AIM>
In the records that follow, show each line where the word "true" is present.

+++++

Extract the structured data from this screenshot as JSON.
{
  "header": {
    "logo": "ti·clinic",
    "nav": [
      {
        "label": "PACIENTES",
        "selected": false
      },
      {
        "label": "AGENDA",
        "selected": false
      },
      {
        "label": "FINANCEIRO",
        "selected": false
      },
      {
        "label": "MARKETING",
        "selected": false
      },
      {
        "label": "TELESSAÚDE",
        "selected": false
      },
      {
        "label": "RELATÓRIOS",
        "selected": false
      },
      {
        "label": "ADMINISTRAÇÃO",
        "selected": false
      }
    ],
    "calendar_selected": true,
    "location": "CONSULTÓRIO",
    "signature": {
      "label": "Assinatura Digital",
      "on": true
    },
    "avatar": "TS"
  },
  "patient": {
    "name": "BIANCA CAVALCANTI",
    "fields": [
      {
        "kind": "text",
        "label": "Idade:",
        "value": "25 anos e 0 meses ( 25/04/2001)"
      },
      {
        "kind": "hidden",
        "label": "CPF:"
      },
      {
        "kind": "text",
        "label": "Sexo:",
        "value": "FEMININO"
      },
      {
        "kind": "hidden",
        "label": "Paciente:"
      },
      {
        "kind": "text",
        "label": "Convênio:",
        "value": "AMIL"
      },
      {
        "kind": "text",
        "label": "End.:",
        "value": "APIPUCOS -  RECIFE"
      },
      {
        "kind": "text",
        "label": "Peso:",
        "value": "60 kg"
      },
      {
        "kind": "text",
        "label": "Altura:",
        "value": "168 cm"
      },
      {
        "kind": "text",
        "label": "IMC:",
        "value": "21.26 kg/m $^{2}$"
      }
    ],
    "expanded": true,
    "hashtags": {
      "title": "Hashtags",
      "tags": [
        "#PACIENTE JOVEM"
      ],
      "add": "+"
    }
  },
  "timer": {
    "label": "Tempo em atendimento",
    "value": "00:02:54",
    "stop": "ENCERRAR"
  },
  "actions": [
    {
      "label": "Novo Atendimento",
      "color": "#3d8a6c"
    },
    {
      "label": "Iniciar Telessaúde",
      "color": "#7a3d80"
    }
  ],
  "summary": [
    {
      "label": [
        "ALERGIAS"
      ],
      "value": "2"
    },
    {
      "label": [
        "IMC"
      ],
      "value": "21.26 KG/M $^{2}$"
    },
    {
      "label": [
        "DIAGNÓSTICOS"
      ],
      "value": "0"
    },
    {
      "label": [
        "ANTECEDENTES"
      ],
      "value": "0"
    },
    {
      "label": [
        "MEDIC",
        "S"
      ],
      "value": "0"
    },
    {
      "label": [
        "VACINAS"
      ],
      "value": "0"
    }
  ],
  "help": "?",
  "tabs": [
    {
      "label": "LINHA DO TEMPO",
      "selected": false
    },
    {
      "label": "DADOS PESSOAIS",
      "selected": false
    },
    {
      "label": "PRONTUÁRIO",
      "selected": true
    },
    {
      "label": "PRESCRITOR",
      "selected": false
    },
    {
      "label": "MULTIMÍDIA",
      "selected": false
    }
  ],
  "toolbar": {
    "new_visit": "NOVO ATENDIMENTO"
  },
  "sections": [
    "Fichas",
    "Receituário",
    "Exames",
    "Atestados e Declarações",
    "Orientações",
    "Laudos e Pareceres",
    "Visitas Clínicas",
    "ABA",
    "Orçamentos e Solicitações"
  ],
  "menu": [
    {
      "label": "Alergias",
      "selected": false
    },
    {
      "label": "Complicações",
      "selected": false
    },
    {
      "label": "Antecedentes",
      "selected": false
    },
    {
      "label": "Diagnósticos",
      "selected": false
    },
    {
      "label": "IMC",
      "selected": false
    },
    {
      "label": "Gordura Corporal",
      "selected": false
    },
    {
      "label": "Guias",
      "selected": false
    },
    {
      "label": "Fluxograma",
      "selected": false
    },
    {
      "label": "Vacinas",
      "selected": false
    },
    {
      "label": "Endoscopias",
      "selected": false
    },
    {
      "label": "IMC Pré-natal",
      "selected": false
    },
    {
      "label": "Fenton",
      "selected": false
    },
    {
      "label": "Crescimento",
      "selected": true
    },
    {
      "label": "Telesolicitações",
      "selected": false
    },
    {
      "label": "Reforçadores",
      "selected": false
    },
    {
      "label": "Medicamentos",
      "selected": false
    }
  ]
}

+++++

EXERCISE SOLUTION>
    "calendar_selected": true,
      "on": true
    "expanded": true,
      "selected": true
      "selected": true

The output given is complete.